══ DATASET RECORDS ══

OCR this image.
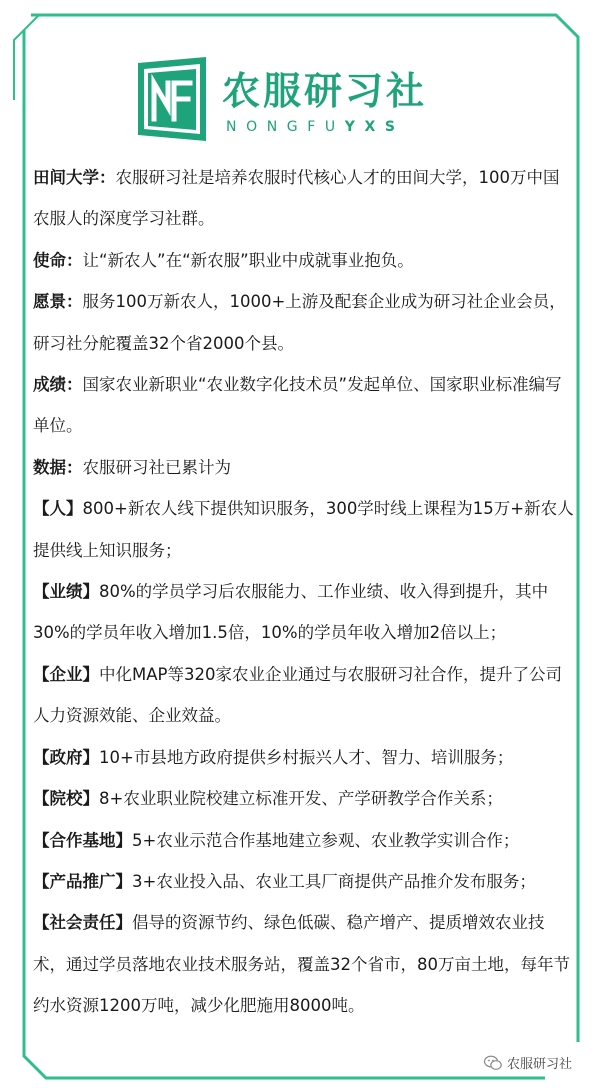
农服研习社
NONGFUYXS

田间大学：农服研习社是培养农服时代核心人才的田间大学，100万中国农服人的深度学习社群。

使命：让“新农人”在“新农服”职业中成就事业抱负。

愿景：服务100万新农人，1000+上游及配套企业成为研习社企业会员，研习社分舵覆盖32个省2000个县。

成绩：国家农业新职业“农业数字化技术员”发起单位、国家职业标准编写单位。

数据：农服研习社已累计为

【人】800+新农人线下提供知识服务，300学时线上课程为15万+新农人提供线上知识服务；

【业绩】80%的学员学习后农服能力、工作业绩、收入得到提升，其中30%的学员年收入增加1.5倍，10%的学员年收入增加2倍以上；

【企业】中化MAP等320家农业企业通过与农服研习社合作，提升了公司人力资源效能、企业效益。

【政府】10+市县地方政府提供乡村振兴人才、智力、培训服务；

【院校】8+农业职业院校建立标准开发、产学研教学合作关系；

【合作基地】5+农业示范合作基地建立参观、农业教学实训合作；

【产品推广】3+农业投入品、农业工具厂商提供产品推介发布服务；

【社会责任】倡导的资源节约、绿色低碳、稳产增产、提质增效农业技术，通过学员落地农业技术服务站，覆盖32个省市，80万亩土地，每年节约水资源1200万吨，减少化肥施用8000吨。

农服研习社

═══

• _STATED TASK_
An exact transcription of all the entries is required, without the pictures.

• _ANSWER TO THE EXERCISE_
OCR this image.
农服研习社
NONGFUYXS

田间大学：农服研习社是培养农服时代核心人才的田间大学，100万中国农服人的深度学习社群。

使命：让“新农人”在“新农服”职业中成就事业抱负。

愿景：服务100万新农人，1000+上游及配套企业成为研习社企业会员，研习社分舵覆盖32个省2000个县。

成绩：国家农业新职业“农业数字化技术员”发起单位、国家职业标准编写单位。

数据：农服研习社已累计为

【人】800+新农人线下提供知识服务，300学时线上课程为15万+新农人提供线上知识服务；

【业绩】80%的学员学习后农服能力、工作业绩、收入得到提升，其中30%的学员年收入增加1.5倍，10%的学员年收入增加2倍以上；

【企业】中化MAP等320家农业企业通过与农服研习社合作，提升了公司人力资源效能、企业效益。

【政府】10+市县地方政府提供乡村振兴人才、智力、培训服务；

【院校】8+农业职业院校建立标准开发、产学研教学合作关系；

【合作基地】5+农业示范合作基地建立参观、农业教学实训合作；

【产品推广】3+农业投入品、农业工具厂商提供产品推介发布服务；

【社会责任】倡导的资源节约、绿色低碳、稳产增产、提质增效农业技术，通过学员落地农业技术服务站，覆盖32个省市，80万亩土地，每年节约水资源1200万吨，减少化肥施用8000吨。

农服研习社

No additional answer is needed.